[Start Provided data]

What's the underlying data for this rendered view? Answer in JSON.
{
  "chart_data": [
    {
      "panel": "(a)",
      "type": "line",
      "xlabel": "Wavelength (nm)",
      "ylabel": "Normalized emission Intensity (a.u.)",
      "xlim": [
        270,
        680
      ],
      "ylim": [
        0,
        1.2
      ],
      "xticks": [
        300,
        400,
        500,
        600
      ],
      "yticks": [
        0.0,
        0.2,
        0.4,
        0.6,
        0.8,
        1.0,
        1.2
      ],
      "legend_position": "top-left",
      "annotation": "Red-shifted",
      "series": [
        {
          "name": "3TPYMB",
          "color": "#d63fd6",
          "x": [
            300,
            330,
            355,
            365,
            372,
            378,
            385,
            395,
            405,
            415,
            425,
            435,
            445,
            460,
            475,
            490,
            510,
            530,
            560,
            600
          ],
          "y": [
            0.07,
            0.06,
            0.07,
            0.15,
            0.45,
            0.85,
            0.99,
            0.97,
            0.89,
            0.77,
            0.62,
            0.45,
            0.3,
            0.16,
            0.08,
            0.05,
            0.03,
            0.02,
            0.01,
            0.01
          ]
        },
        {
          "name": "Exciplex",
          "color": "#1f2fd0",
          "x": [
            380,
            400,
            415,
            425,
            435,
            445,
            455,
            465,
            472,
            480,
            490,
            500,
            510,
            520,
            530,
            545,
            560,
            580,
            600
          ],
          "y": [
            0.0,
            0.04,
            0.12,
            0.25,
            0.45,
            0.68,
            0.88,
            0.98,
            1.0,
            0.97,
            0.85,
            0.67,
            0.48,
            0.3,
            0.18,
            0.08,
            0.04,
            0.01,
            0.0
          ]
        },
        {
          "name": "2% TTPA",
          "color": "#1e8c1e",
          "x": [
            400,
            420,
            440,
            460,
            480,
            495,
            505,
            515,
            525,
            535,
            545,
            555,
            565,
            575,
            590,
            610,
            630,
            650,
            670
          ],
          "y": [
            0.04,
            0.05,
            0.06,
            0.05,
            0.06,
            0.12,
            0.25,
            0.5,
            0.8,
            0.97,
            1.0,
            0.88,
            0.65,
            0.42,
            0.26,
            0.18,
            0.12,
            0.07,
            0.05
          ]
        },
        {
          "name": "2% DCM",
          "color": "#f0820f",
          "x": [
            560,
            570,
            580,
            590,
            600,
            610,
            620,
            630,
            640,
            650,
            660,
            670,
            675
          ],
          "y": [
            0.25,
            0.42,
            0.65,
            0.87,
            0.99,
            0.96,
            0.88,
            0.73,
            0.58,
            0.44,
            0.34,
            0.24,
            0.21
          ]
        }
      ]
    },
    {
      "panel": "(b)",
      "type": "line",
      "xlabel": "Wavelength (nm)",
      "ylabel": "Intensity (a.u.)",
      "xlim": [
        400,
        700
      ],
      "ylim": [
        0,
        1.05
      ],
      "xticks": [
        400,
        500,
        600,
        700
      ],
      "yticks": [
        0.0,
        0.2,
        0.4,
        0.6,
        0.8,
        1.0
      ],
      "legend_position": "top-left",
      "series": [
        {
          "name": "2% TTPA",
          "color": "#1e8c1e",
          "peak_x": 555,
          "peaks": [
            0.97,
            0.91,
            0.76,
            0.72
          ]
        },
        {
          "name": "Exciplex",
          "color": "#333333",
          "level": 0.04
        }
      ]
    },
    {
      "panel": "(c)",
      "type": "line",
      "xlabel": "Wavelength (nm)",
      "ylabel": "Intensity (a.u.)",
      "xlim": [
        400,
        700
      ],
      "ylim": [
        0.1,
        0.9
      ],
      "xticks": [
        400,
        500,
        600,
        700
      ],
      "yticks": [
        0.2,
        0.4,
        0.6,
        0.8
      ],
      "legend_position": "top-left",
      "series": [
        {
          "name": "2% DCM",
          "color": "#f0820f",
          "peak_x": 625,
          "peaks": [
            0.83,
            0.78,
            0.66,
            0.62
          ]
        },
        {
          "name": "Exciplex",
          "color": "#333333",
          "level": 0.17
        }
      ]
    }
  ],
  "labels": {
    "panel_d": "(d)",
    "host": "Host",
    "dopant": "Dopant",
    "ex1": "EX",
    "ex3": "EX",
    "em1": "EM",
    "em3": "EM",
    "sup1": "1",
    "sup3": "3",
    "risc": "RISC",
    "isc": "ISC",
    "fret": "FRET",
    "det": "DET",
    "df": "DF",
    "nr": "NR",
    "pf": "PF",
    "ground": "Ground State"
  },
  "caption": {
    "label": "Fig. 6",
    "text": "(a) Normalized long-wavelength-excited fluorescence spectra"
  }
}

[End Provided data]

■ **Exercise aim**: Print the whole listing exactly as it is.

■ **Solution**:
What's the underlying data for this rendered view? Answer in JSON.
{
  "chart_data": [
    {
      "panel": "(a)",
      "type": "line",
      "xlabel": "Wavelength (nm)",
      "ylabel": "Normalized emission Intensity (a.u.)",
      "xlim": [
        270,
        680
      ],
      "ylim": [
        0,
        1.2
      ],
      "xticks": [
        300,
        400,
        500,
        600
      ],
      "yticks": [
        0.0,
        0.2,
        0.4,
        0.6,
        0.8,
        1.0,
        1.2
      ],
      "legend_position": "top-left",
      "annotation": "Red-shifted",
      "series": [
        {
          "name": "3TPYMB",
          "color": "#d63fd6",
          "x": [
            300,
            330,
            355,
            365,
            372,
            378,
            385,
            395,
            405,
            415,
            425,
            435,
            445,
            460,
            475,
            490,
            510,
            530,
            560,
            600
          ],
          "y": [
            0.07,
            0.06,
            0.07,
            0.15,
            0.45,
            0.85,
            0.99,
            0.97,
            0.89,
            0.77,
            0.62,
            0.45,
            0.3,
            0.16,
            0.08,
            0.05,
            0.03,
            0.02,
            0.01,
            0.01
          ]
        },
        {
          "name": "Exciplex",
          "color": "#1f2fd0",
          "x": [
            380,
            400,
            415,
            425,
            435,
            445,
            455,
            465,
            472,
            480,
            490,
            500,
            510,
            520,
            530,
            545,
            560,
            580,
            600
          ],
          "y": [
            0.0,
            0.04,
            0.12,
            0.25,
            0.45,
            0.68,
            0.88,
            0.98,
            1.0,
            0.97,
            0.85,
            0.67,
            0.48,
            0.3,
            0.18,
            0.08,
            0.04,
            0.01,
            0.0
          ]
        },
        {
          "name": "2% TTPA",
          "color": "#1e8c1e",
          "x": [
            400,
            420,
            440,
            460,
            480,
            495,
            505,
            515,
            525,
            535,
            545,
            555,
            565,
            575,
            590,
            610,
            630,
            650,
            670
          ],
          "y": [
            0.04,
            0.05,
            0.06,
            0.05,
            0.06,
            0.12,
            0.25,
            0.5,
            0.8,
            0.97,
            1.0,
            0.88,
            0.65,
            0.42,
            0.26,
            0.18,
            0.12,
            0.07,
            0.05
          ]
        },
        {
          "name": "2% DCM",
          "color": "#f0820f",
          "x": [
            560,
            570,
            580,
            590,
            600,
            610,
            620,
            630,
            640,
            650,
            660,
            670,
            675
          ],
          "y": [
            0.25,
            0.42,
            0.65,
            0.87,
            0.99,
            0.96,
            0.88,
            0.73,
            0.58,
            0.44,
            0.34,
            0.24,
            0.21
          ]
        }
      ]
    },
    {
      "panel": "(b)",
      "type": "line",
      "xlabel": "Wavelength (nm)",
      "ylabel": "Intensity (a.u.)",
      "xlim": [
        400,
        700
      ],
      "ylim": [
        0,
        1.05
      ],
      "xticks": [
        400,
        500,
        600,
        700
      ],
      "yticks": [
        0.0,
        0.2,
        0.4,
        0.6,
        0.8,
        1.0
      ],
      "legend_position": "top-left",
      "series": [
        {
          "name": "2% TTPA",
          "color": "#1e8c1e",
          "peak_x": 555,
          "peaks": [
            0.97,
            0.91,
            0.76,
            0.72
          ]
        },
        {
          "name": "Exciplex",
          "color": "#333333",
          "level": 0.04
        }
      ]
    },
    {
      "panel": "(c)",
      "type": "line",
      "xlabel": "Wavelength (nm)",
      "ylabel": "Intensity (a.u.)",
      "xlim": [
        400,
        700
      ],
      "ylim": [
        0.1,
        0.9
      ],
      "xticks": [
        400,
        500,
        600,
        700
      ],
      "yticks": [
        0.2,
        0.4,
        0.6,
        0.8
      ],
      "legend_position": "top-left",
      "series": [
        {
          "name": "2% DCM",
          "color": "#f0820f",
          "peak_x": 625,
          "peaks": [
            0.83,
            0.78,
            0.66,
            0.62
          ]
        },
        {
          "name": "Exciplex",
          "color": "#333333",
          "level": 0.17
        }
      ]
    }
  ],
  "labels": {
    "panel_d": "(d)",
    "host": "Host",
    "dopant": "Dopant",
    "ex1": "EX",
    "ex3": "EX",
    "em1": "EM",
    "em3": "EM",
    "sup1": "1",
    "sup3": "3",
    "risc": "RISC",
    "isc": "ISC",
    "fret": "FRET",
    "det": "DET",
    "df": "DF",
    "nr": "NR",
    "pf": "PF",
    "ground": "Ground State"
  },
  "caption": {
    "label": "Fig. 6",
    "text": "(a) Normalized long-wavelength-excited fluorescence spectra"
  }
}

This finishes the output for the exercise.